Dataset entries
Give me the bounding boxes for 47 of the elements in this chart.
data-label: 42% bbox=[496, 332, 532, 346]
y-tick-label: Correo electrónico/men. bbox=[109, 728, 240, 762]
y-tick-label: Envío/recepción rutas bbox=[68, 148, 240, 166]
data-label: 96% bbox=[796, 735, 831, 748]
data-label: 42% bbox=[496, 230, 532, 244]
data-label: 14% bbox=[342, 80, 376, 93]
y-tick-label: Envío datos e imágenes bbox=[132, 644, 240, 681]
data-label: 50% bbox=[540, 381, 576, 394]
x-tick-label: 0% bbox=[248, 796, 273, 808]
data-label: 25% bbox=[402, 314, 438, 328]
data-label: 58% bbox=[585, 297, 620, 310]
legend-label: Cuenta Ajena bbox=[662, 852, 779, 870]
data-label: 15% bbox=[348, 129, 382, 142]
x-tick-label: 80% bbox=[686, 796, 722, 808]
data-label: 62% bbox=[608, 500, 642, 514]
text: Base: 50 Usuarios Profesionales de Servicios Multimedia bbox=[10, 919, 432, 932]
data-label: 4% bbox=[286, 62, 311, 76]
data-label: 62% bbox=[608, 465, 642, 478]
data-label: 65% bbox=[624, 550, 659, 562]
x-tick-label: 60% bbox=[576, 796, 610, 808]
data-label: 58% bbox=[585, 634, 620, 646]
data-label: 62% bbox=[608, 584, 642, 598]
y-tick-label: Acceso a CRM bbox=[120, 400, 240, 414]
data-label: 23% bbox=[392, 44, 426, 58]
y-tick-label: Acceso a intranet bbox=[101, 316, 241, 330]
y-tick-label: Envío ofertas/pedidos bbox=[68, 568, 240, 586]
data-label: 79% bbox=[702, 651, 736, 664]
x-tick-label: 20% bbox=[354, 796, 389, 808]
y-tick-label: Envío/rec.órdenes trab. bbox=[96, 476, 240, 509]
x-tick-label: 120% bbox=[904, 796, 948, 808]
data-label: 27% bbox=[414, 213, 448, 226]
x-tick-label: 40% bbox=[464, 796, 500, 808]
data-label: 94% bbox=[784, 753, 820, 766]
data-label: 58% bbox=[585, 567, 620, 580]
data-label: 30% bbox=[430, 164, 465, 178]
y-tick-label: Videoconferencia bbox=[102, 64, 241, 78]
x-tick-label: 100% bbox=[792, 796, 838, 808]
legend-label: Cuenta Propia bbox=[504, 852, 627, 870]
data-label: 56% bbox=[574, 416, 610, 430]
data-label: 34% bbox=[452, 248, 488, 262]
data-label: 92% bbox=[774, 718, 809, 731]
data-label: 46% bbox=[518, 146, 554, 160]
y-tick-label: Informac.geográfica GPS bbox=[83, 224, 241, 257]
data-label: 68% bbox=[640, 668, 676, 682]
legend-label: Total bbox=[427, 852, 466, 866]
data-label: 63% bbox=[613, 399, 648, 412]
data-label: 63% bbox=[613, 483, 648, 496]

REQUIRED WORK: Take the entries above and transcribe them in full.

SOLUTION FOR THIS EXERCISE:
Give me the bounding boxes for 47 of the elements in this chart.
data-label: 42% bbox=[496, 332, 532, 346]
y-tick-label: Correo electrónico/men. bbox=[109, 728, 240, 762]
y-tick-label: Envío/recepción rutas bbox=[68, 148, 240, 166]
data-label: 96% bbox=[796, 735, 831, 748]
data-label: 42% bbox=[496, 230, 532, 244]
data-label: 14% bbox=[342, 80, 376, 93]
y-tick-label: Envío datos e imágenes bbox=[132, 644, 240, 681]
data-label: 50% bbox=[540, 381, 576, 394]
x-tick-label: 0% bbox=[248, 796, 273, 808]
data-label: 25% bbox=[402, 314, 438, 328]
data-label: 58% bbox=[585, 297, 620, 310]
legend-label: Cuenta Ajena bbox=[662, 852, 779, 870]
data-label: 15% bbox=[348, 129, 382, 142]
x-tick-label: 80% bbox=[686, 796, 722, 808]
data-label: 62% bbox=[608, 500, 642, 514]
text: Base: 50 Usuarios Profesionales de Servicios Multimedia bbox=[10, 919, 432, 932]
data-label: 4% bbox=[286, 62, 311, 76]
data-label: 62% bbox=[608, 465, 642, 478]
data-label: 65% bbox=[624, 550, 659, 562]
x-tick-label: 60% bbox=[576, 796, 610, 808]
data-label: 58% bbox=[585, 634, 620, 646]
data-label: 62% bbox=[608, 584, 642, 598]
y-tick-label: Acceso a CRM bbox=[120, 400, 240, 414]
data-label: 23% bbox=[392, 44, 426, 58]
y-tick-label: Acceso a intranet bbox=[101, 316, 241, 330]
y-tick-label: Envío ofertas/pedidos bbox=[68, 568, 240, 586]
data-label: 79% bbox=[702, 651, 736, 664]
x-tick-label: 20% bbox=[354, 796, 389, 808]
y-tick-label: Envío/rec.órdenes trab. bbox=[96, 476, 240, 509]
x-tick-label: 120% bbox=[904, 796, 948, 808]
data-label: 27% bbox=[414, 213, 448, 226]
x-tick-label: 40% bbox=[464, 796, 500, 808]
data-label: 94% bbox=[784, 753, 820, 766]
data-label: 58% bbox=[585, 567, 620, 580]
data-label: 30% bbox=[430, 164, 465, 178]
y-tick-label: Videoconferencia bbox=[102, 64, 241, 78]
x-tick-label: 100% bbox=[792, 796, 838, 808]
legend-label: Cuenta Propia bbox=[504, 852, 627, 870]
data-label: 56% bbox=[574, 416, 610, 430]
data-label: 34% bbox=[452, 248, 488, 262]
data-label: 92% bbox=[774, 718, 809, 731]
data-label: 46% bbox=[518, 146, 554, 160]
y-tick-label: Informac.geográfica GPS bbox=[83, 224, 241, 257]
data-label: 68% bbox=[640, 668, 676, 682]
legend-label: Total bbox=[427, 852, 466, 866]
data-label: 63% bbox=[613, 399, 648, 412]
data-label: 63% bbox=[613, 483, 648, 496]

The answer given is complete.